» Problem: Please work out how many lines in the material contain "προκείμενον" and give only that figure.

» Dataset content:
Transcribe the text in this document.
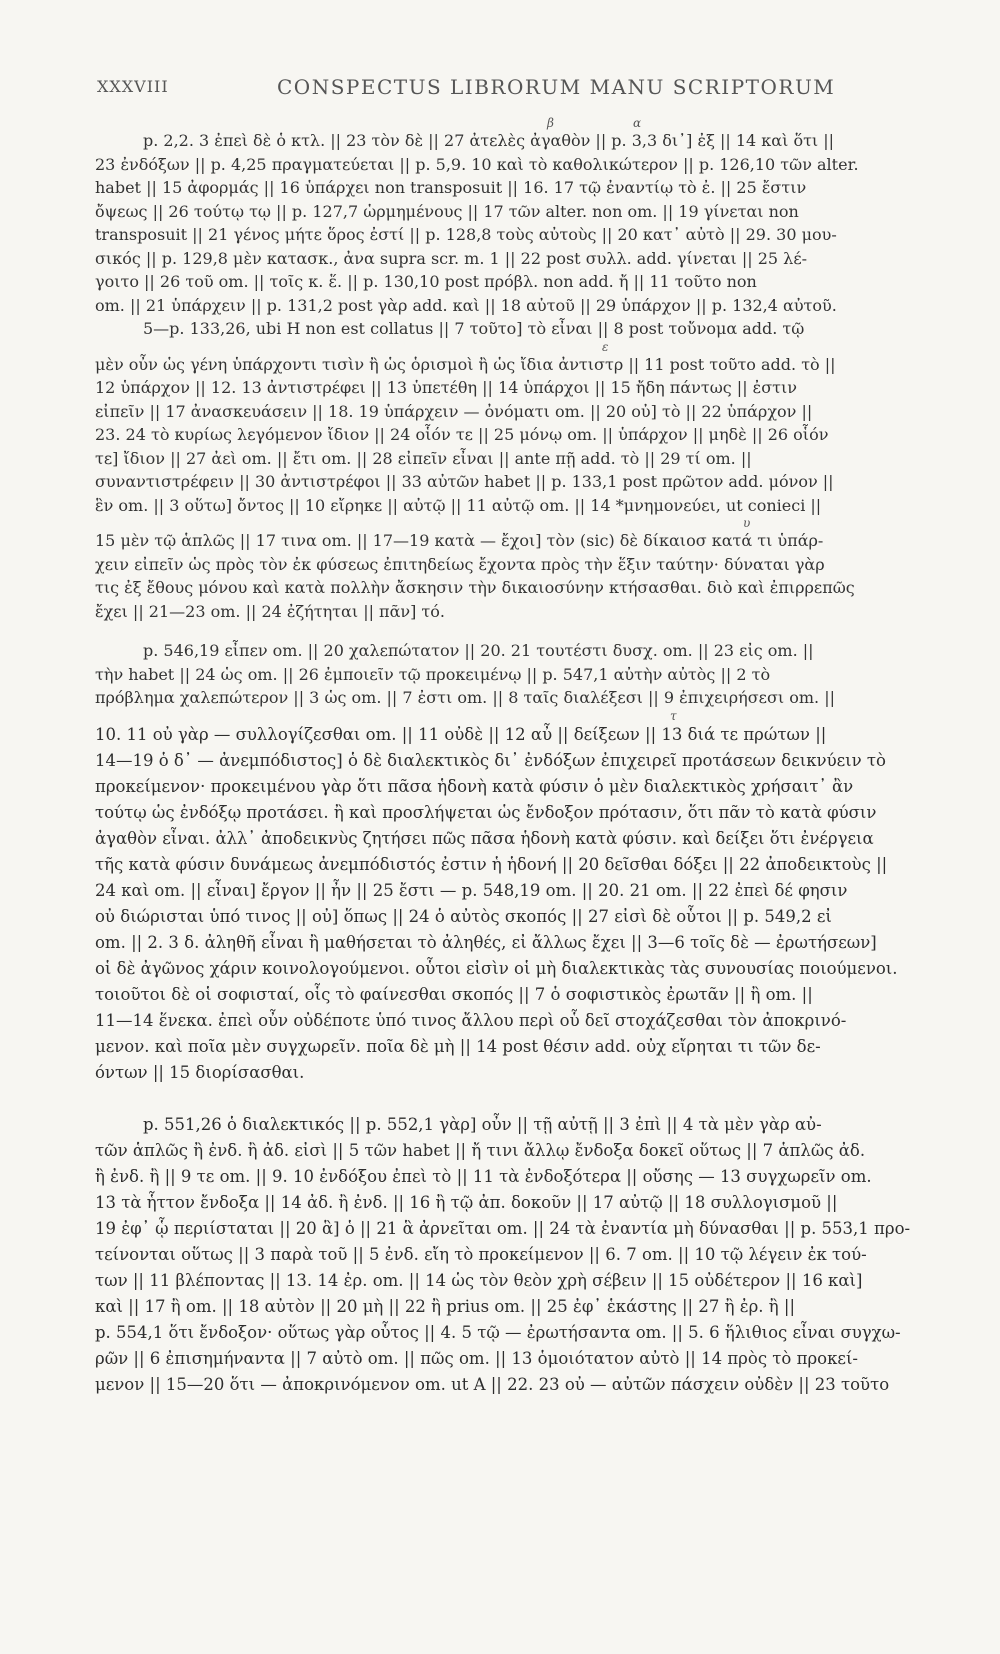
XXXVIII	CONSPECTUS LIBRORUM MANU SCRIPTORUM
β	α
p. 2,2. 3 ἐπεὶ δὲ ὁ κτλ. || 23 τὸν δὲ || 27 ἀτελὲς ἀγαθὸν || p. 3,3 δι᾽] ἐξ || 14 καὶ ὅτι ||
23 ἐνδόξων || p. 4,25 πραγματεύεται || p. 5,9. 10 καὶ τὸ καθολικώτερον || p. 126,10 τῶν alter.
habet || 15 ἀφορμάς || 16 ὑπάρχει non transposuit || 16. 17 τῷ ἐναντίῳ τὸ ἐ. || 25 ἔστιν
ὄψεως || 26 τούτῳ τῳ || p. 127,7 ὡρμημένους || 17 τῶν alter. non om. || 19 γίνεται non
transposuit || 21 γένος μήτε ὅρος ἐστί || p. 128,8 τοὺς αὐτοὺς || 20 κατ᾽ αὐτὸ || 29. 30 μου-
σικός || p. 129,8 μὲν κατασκ., ἀνα supra scr. m. 1 || 22 post συλλ. add. γίνεται || 25 λέ-
γοιτο || 26 τοῦ om. || τοῖς κ. ἕ. || p. 130,10 post πρόβλ. non add. ἤ || 11 τοῦτο non
om. || 21 ὑπάρχειν || p. 131,2 post γὰρ add. καὶ || 18 αὐτοῦ || 29 ὑπάρχον || p. 132,4 αὐτοῦ.
5—p. 133,26, ubi H non est collatus || 7 τοῦτο] τὸ εἶναι || 8 post τοὔνομα add. τῷ
ε
μὲν οὖν ὡς γένη ὑπάρχοντι τισὶν ἢ ὡς ὁρισμοὶ ἢ ὡς ἴδια ἀντιστρ || 11 post τοῦτο add. τὸ ||
12 ὑπάρχον || 12. 13 ἀντιστρέφει || 13 ὑπετέθη || 14 ὑπάρχοι || 15 ἤδη πάντως || ἐστιν
εἰπεῖν || 17 ἀνασκευάσειν || 18. 19 ὑπάρχειν — ὀνόματι om. || 20 οὐ] τὸ || 22 ὑπάρχον ||
23. 24 τὸ κυρίως λεγόμενον ἴδιον || 24 οἷόν τε || 25 μόνῳ om. || ὑπάρχον || μηδὲ || 26 οἷόν
τε] ἴδιον || 27 ἀεὶ om. || ἔτι om. || 28 εἰπεῖν εἶναι || ante πῇ add. τὸ || 29 τί om. ||
συναντιστρέφειν || 30 ἀντιστρέφοι || 33 αὐτῶν habet || p. 133,1 post πρῶτον add. μόνον ||
ἓν om. || 3 οὕτω] ὄντος || 10 εἴρηκε || αὐτῷ || 11 αὐτῷ om. || 14 *μνημονεύει, ut conieci ||
υ
15 μὲν τῷ ἁπλῶς || 17 τινα om. || 17—19 κατὰ — ἔχοι] τὸν (sic) δὲ δίκαιοσ κατά τι ὑπάρ-
χειν εἰπεῖν ὡς πρὸς τὸν ἐκ φύσεως ἐπιτηδείως ἔχοντα πρὸς τὴν ἕξιν ταύτην· δύναται γὰρ
τις ἐξ ἔθους μόνου καὶ κατὰ πολλὴν ἄσκησιν τὴν δικαιοσύνην κτήσασθαι. διὸ καὶ ἐπιρρεπῶς
ἔχει || 21—23 om. || 24 ἐζήτηται || πᾶν] τό.
p. 546,19 εἶπεν om. || 20 χαλεπώτατον || 20. 21 τουτέστι δυσχ. om. || 23 εἰς om. ||
τὴν habet || 24 ὡς om. || 26 ἐμποιεῖν τῷ προκειμένῳ || p. 547,1 αὐτὴν αὐτὸς || 2 τὸ
πρόβλημα χαλεπώτερον || 3 ὡς om. || 7 ἐστι om. || 8 ταῖς διαλέξεσι || 9 ἐπιχειρήσεσι om. ||
τ
10. 11 οὐ γὰρ — συλλογίζεσθαι om. || 11 οὐδὲ || 12 αὖ || δείξεων || 13 διά τε πρώτων ||
14—19 ὁ δ᾽ — ἀνεμπόδιστος] ὁ δὲ διαλεκτικὸς δι᾽ ἐνδόξων ἐπιχειρεῖ προτάσεων δεικνύειν τὸ
προκείμενον· προκειμένου γὰρ ὅτι πᾶσα ἡδονὴ κατὰ φύσιν ὁ μὲν διαλεκτικὸς χρήσαιτ᾽ ἂν
τούτῳ ὡς ἐνδόξῳ προτάσει. ἢ καὶ προσλήψεται ὡς ἔνδοξον πρότασιν, ὅτι πᾶν τὸ κατὰ φύσιν
ἀγαθὸν εἶναι. ἀλλ᾽ ἀποδεικνὺς ζητήσει πῶς πᾶσα ἡδονὴ κατὰ φύσιν. καὶ δείξει ὅτι ἐνέργεια
τῆς κατὰ φύσιν δυνάμεως ἀνεμπόδιστός ἐστιν ἡ ἡδονή || 20 δεῖσθαι δόξει || 22 ἀποδεικτοὺς ||
24 καὶ om. || εἶναι] ἔργον || ἦν || 25 ἔστι — p. 548,19 om. || 20. 21 om. || 22 ἐπεὶ δέ φησιν
οὐ διώρισται ὑπό τινος || οὐ] ὅπως || 24 ὁ αὐτὸς σκοπός || 27 εἰσὶ δὲ οὗτοι || p. 549,2 εἰ
om. || 2. 3 δ. ἀληθῆ εἶναι ἢ μαθήσεται τὸ ἀληθές, εἰ ἄλλως ἔχει || 3—6 τοῖς δὲ — ἐρωτήσεων]
οἱ δὲ ἀγῶνος χάριν κοινολογούμενοι. οὗτοι εἰσὶν οἱ μὴ διαλεκτικὰς τὰς συνουσίας ποιούμενοι.
τοιοῦτοι δὲ οἱ σοφισταί, οἷς τὸ φαίνεσθαι σκοπός || 7 ὁ σοφιστικὸς ἐρωτᾶν || ἢ om. ||
11—14 ἕνεκα. ἐπεὶ οὖν οὐδέποτε ὑπό τινος ἄλλου περὶ οὗ δεῖ στοχάζεσθαι τὸν ἀποκρινό-
μενον. καὶ ποῖα μὲν συγχωρεῖν. ποῖα δὲ μὴ || 14 post θέσιν add. οὐχ εἴρηται τι τῶν δε-
όντων || 15 διορίσασθαι.
p. 551,26 ὁ διαλεκτικός || p. 552,1 γὰρ] οὖν || τῇ αὐτῇ || 3 ἐπὶ || 4 τὰ μὲν γὰρ αὐ-
τῶν ἁπλῶς ἢ ἐνδ. ἢ ἀδ. εἰσὶ || 5 τῶν habet || ἤ τινι ἄλλῳ ἔνδοξα δοκεῖ οὕτως || 7 ἁπλῶς ἀδ.
ἢ ἐνδ. ἢ || 9 τε om. || 9. 10 ἐνδόξου ἐπεὶ τὸ || 11 τὰ ἐνδοξότερα || οὔσης — 13 συγχωρεῖν om.
13 τὰ ἧττον ἔνδοξα || 14 ἀδ. ἢ ἐνδ. || 16 ἢ τῷ ἀπ. δοκοῦν || 17 αὐτῷ || 18 συλλογισμοῦ ||
19 ἐφ᾽ ᾧ περιίσταται || 20 ἃ] ὁ || 21 ἃ ἀρνεῖται om. || 24 τὰ ἐναντία μὴ δύνασθαι || p. 553,1 προ-
τείνονται οὕτως || 3 παρὰ τοῦ || 5 ἐνδ. εἴη τὸ προκείμενον || 6. 7 om. || 10 τῷ λέγειν ἐκ τού-
των || 11 βλέποντας || 13. 14 ἐρ. om. || 14 ὡς τὸν θεὸν χρὴ σέβειν || 15 οὐδέτερον || 16 καὶ]
καὶ || 17 ἢ om. || 18 αὐτὸν || 20 μὴ || 22 ἢ prius om. || 25 ἐφ᾽ ἑκάστης || 27 ἢ ἐρ. ἢ ||
p. 554,1 ὅτι ἔνδοξον· οὕτως γὰρ οὗτος || 4. 5 τῷ — ἐρωτήσαντα om. || 5. 6 ἥλιθιος εἶναι συγχω-
ρῶν || 6 ἐπισημήναντα || 7 αὐτὸ om. || πῶς om. || 13 ὁμοιότατον αὐτὸ || 14 πρὸς τὸ προκεί-
μενον || 15—20 ὅτι — ἀποκρινόμενον om. ut A || 22. 23 οὐ — αὐτῶν πάσχειν οὐδὲν || 23 τοῦτο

» Full answer: 2